>>>

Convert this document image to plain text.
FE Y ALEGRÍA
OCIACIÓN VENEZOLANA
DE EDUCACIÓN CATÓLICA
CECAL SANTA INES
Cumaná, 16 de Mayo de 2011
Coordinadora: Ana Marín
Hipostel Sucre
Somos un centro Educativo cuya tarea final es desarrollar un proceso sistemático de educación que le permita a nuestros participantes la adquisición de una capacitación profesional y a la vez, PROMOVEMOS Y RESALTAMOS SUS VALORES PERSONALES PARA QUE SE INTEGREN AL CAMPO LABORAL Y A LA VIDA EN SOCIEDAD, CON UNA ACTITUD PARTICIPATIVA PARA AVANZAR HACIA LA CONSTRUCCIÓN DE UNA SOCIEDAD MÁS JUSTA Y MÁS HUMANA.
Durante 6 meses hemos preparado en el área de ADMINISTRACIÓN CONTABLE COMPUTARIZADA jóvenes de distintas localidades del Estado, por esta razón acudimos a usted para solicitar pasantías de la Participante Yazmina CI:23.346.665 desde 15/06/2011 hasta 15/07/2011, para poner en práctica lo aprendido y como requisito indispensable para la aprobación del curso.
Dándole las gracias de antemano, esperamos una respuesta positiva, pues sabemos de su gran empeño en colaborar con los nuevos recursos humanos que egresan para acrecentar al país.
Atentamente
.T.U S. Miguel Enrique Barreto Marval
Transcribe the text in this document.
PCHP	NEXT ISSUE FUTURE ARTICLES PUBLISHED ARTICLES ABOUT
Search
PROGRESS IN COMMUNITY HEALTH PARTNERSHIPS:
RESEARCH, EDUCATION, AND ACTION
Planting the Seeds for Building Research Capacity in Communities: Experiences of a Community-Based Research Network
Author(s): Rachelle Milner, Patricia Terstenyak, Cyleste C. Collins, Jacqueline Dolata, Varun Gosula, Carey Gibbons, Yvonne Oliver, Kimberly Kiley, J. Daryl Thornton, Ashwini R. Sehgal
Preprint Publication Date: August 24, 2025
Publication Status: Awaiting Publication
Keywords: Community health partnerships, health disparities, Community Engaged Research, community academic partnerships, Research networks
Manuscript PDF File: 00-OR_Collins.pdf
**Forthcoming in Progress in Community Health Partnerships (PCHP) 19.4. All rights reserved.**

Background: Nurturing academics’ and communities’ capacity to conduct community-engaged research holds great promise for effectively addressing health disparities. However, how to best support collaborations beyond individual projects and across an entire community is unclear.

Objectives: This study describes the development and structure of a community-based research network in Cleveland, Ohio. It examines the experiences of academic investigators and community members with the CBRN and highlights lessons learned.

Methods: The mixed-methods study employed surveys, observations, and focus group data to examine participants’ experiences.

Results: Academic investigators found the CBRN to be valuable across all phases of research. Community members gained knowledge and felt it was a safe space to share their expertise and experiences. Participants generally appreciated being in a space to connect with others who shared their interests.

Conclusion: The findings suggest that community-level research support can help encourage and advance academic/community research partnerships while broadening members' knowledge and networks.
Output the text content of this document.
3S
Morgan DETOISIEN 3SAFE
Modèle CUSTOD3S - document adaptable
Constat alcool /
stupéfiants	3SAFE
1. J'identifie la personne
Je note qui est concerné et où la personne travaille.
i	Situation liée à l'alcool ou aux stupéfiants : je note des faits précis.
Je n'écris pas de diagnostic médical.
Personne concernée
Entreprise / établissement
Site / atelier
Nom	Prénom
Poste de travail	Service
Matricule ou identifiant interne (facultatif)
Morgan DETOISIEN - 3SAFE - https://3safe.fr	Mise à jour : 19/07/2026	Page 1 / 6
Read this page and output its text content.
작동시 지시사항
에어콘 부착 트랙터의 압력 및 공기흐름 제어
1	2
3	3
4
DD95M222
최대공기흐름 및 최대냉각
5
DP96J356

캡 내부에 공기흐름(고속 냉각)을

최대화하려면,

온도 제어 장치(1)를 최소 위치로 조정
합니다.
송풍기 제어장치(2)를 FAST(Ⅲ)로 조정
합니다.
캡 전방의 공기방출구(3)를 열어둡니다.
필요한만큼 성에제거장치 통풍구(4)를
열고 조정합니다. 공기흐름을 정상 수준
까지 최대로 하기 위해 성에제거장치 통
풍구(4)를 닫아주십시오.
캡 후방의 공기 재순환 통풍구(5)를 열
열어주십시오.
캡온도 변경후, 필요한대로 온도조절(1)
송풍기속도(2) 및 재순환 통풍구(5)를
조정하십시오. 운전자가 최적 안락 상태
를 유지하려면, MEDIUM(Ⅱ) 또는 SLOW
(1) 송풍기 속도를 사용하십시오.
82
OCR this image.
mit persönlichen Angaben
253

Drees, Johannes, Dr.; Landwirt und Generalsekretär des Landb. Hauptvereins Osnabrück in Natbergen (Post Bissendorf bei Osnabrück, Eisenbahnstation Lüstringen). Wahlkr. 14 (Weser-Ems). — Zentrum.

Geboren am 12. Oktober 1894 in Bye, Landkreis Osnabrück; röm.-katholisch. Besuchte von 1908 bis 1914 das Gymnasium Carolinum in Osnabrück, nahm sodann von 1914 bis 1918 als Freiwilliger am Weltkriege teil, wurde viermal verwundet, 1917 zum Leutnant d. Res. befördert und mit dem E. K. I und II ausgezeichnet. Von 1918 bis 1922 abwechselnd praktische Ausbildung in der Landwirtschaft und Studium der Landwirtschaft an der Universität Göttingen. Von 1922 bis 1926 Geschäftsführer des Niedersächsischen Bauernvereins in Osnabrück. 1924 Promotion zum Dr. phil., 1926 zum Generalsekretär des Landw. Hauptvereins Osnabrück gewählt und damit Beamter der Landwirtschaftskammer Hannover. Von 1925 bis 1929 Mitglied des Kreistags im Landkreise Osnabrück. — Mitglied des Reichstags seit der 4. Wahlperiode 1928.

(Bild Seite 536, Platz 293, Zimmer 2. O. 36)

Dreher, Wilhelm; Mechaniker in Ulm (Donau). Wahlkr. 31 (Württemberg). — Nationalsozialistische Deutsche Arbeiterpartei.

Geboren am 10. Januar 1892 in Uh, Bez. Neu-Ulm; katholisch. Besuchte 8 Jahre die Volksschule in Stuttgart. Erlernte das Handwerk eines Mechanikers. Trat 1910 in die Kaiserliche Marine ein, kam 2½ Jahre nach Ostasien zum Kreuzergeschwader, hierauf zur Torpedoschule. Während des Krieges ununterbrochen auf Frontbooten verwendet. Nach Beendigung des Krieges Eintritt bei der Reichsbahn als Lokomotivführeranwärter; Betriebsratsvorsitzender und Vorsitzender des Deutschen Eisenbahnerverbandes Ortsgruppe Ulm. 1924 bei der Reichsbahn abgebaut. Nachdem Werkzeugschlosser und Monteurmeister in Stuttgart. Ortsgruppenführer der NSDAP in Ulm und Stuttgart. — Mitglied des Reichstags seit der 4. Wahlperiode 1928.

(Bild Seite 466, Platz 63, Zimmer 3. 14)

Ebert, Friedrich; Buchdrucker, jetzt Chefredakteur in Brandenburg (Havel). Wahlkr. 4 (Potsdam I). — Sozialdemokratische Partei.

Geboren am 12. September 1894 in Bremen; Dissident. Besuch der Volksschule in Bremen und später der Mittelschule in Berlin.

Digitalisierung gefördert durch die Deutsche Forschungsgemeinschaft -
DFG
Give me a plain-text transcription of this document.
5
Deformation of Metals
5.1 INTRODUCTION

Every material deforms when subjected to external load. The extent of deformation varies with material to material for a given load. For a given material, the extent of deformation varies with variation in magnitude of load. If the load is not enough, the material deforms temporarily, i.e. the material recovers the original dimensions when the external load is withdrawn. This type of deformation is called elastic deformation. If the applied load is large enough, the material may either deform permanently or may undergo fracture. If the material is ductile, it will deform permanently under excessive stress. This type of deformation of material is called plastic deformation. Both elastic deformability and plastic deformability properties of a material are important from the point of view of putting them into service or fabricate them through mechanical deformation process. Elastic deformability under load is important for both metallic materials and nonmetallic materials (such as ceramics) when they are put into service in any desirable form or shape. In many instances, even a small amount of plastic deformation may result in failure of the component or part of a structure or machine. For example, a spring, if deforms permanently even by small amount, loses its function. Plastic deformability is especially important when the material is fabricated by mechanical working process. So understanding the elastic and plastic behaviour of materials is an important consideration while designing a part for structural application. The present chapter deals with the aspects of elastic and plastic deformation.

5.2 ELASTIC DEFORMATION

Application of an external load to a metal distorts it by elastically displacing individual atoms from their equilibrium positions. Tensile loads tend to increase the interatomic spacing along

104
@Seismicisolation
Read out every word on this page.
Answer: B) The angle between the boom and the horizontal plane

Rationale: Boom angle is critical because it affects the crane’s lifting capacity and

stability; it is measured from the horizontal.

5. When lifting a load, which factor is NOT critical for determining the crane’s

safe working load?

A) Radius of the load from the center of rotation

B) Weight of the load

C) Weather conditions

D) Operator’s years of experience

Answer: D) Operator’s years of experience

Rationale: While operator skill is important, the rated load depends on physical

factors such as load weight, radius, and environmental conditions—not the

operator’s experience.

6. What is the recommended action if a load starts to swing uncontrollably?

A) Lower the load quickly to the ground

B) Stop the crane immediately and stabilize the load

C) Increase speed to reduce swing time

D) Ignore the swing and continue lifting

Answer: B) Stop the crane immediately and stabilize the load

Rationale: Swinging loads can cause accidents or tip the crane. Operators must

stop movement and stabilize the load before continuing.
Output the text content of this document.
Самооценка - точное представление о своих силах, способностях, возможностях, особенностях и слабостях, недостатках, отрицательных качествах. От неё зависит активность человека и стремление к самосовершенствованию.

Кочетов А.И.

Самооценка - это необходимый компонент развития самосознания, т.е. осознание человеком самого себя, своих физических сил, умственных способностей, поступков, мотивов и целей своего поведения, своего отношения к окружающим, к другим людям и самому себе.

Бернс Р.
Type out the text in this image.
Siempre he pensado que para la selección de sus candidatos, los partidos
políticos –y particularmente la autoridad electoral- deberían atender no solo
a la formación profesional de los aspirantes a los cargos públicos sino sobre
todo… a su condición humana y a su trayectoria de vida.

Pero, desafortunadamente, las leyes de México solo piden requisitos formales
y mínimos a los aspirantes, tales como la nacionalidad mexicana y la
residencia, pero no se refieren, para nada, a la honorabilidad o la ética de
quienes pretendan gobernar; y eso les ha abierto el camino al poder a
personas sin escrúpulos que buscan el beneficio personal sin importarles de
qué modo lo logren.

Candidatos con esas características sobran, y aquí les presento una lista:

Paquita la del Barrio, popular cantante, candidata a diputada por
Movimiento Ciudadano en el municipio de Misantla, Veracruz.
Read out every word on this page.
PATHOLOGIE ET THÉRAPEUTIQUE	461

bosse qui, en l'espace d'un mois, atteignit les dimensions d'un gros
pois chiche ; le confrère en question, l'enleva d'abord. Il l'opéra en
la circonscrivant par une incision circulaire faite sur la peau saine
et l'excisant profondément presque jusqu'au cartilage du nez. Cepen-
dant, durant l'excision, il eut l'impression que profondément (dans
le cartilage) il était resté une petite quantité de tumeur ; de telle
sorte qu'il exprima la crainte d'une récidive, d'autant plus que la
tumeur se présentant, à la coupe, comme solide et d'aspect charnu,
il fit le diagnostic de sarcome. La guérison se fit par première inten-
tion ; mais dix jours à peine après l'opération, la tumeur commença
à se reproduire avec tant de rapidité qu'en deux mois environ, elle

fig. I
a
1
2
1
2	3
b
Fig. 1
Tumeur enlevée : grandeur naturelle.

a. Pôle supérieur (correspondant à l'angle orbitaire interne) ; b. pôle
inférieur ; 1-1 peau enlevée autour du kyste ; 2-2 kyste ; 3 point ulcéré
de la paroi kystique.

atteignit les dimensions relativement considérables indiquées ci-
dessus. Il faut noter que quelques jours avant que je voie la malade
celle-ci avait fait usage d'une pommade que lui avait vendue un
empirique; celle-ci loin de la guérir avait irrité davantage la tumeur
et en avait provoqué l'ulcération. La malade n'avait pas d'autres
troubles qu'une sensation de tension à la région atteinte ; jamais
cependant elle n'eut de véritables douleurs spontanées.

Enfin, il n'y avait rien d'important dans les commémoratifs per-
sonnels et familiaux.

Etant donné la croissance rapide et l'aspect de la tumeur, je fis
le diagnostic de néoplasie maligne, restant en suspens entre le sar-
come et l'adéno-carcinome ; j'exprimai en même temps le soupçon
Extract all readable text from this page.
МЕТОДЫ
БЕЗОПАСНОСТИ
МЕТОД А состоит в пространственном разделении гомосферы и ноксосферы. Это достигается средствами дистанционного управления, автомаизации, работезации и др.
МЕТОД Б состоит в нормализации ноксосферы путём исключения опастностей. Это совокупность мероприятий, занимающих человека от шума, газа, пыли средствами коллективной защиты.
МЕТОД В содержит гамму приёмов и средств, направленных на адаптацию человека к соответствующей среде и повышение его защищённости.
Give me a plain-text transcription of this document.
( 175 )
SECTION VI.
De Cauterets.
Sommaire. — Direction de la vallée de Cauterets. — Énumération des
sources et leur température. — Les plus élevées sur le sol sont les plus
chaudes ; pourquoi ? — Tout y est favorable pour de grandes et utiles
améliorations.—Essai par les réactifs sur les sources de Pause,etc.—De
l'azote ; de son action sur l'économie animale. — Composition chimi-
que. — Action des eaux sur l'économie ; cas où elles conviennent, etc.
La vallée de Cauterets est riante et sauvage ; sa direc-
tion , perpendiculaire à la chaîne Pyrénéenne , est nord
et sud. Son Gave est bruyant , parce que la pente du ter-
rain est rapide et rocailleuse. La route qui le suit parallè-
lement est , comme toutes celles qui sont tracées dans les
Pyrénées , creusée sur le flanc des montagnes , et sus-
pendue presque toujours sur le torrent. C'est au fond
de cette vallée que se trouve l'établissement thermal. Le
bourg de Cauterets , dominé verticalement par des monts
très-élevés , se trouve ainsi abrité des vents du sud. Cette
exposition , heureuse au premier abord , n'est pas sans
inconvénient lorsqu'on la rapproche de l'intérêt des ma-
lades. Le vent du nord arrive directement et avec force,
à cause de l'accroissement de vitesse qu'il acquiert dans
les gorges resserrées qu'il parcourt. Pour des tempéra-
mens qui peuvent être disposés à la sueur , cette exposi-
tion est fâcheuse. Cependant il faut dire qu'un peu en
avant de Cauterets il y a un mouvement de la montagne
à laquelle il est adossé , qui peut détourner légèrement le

<<<

The word "aspirantes" appears in how many lines of the records? Give the number only.

§ OUTPUT OF THE TASK
2